BEGIN Records to process
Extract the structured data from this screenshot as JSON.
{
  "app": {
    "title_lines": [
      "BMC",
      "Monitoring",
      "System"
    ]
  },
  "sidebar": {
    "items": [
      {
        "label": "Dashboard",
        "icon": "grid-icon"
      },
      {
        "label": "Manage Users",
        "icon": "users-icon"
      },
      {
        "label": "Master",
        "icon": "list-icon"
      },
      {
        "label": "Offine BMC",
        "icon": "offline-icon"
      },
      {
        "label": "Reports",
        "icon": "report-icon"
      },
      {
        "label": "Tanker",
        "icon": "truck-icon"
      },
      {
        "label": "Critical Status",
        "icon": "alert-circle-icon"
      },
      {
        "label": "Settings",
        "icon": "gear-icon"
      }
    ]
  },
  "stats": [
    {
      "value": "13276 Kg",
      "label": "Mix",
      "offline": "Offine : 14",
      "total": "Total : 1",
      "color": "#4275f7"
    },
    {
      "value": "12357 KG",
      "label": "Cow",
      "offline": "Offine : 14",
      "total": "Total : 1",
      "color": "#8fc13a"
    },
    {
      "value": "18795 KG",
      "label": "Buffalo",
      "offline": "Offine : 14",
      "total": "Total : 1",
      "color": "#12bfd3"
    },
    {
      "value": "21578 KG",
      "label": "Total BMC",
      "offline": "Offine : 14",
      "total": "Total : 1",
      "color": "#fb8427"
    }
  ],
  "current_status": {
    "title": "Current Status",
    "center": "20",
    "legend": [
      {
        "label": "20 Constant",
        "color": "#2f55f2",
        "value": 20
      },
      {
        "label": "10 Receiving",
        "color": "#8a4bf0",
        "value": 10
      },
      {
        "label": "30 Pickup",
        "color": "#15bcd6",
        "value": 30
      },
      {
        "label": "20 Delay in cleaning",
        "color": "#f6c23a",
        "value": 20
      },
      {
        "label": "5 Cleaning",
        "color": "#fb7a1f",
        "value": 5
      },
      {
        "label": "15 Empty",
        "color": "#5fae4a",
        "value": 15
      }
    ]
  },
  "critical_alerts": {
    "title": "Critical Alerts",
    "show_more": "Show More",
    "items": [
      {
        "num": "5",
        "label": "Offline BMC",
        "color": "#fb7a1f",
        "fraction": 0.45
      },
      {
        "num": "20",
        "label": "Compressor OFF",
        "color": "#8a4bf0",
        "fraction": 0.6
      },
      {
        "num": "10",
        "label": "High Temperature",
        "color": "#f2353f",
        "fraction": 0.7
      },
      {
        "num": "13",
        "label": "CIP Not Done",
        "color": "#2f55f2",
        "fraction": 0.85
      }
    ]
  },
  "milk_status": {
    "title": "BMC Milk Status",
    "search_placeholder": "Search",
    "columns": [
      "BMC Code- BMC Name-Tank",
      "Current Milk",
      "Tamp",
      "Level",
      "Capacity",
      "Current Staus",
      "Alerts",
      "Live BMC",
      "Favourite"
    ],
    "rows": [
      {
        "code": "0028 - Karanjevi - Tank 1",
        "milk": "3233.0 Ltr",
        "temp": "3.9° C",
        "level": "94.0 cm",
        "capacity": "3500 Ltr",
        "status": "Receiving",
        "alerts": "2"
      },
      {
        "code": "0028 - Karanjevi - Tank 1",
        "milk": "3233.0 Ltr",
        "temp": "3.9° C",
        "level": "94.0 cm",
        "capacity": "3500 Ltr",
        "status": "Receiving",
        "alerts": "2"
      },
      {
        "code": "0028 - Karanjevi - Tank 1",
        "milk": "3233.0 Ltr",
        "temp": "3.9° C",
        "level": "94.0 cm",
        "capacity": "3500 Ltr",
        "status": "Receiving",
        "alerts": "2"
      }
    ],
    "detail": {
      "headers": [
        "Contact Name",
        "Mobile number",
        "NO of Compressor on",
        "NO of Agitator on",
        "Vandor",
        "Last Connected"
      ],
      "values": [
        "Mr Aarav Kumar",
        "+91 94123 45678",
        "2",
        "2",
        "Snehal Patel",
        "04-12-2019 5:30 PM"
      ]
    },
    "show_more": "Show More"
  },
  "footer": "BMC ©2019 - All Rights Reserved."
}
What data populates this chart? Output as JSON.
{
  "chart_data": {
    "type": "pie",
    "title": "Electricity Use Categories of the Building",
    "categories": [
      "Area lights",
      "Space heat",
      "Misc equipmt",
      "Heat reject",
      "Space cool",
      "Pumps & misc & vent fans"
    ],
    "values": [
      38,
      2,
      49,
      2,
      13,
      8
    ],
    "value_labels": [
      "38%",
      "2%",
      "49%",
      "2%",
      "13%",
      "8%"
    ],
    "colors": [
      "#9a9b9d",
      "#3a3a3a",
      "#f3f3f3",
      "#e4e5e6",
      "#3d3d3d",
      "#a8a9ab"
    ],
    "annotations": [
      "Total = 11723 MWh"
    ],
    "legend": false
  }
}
END Records to process
▸ **What you will do**:
Each line holding "icon" must be found and copied.

▸ **Exercise solution**:
        "icon": "grid-icon"
        "icon": "users-icon"
        "icon": "list-icon"
        "icon": "offline-icon"
        "icon": "report-icon"
        "icon": "truck-icon"
        "icon": "alert-circle-icon"
        "icon": "gear-icon"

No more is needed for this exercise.